OBJECTIVE ::
From the records below, pull each line that has "Central".

[Stored dataset items]
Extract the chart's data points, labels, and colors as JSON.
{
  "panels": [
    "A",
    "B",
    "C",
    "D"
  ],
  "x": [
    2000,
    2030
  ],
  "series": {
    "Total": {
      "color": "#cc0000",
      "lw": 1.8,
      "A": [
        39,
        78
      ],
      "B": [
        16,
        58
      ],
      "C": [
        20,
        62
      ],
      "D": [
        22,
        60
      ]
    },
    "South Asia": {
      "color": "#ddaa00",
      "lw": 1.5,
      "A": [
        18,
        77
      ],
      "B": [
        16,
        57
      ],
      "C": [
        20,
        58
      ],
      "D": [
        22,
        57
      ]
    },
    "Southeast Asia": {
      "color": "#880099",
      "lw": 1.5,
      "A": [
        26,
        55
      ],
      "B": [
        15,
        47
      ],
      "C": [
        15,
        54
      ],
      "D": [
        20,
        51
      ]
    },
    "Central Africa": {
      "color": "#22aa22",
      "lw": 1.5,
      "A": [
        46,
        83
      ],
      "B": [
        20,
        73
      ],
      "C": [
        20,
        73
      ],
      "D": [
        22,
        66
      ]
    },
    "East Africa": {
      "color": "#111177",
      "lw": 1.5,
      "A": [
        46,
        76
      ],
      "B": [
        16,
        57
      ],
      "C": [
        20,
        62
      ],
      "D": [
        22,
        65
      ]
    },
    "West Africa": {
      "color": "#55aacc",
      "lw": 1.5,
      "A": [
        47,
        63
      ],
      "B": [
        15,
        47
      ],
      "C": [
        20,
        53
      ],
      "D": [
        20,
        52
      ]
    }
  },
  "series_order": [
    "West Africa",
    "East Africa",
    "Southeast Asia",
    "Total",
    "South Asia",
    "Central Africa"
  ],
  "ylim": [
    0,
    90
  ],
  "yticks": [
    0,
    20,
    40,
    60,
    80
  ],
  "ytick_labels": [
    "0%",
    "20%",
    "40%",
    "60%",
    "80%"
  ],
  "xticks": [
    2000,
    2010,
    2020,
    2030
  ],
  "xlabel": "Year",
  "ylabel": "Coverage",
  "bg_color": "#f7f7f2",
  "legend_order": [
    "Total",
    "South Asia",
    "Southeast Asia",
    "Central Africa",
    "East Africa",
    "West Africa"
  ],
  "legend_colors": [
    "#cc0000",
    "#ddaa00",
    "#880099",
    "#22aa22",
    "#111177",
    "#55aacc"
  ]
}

THE RESPONSE ::
    "Central Africa": {
    "Central Africa"
    "Central Africa",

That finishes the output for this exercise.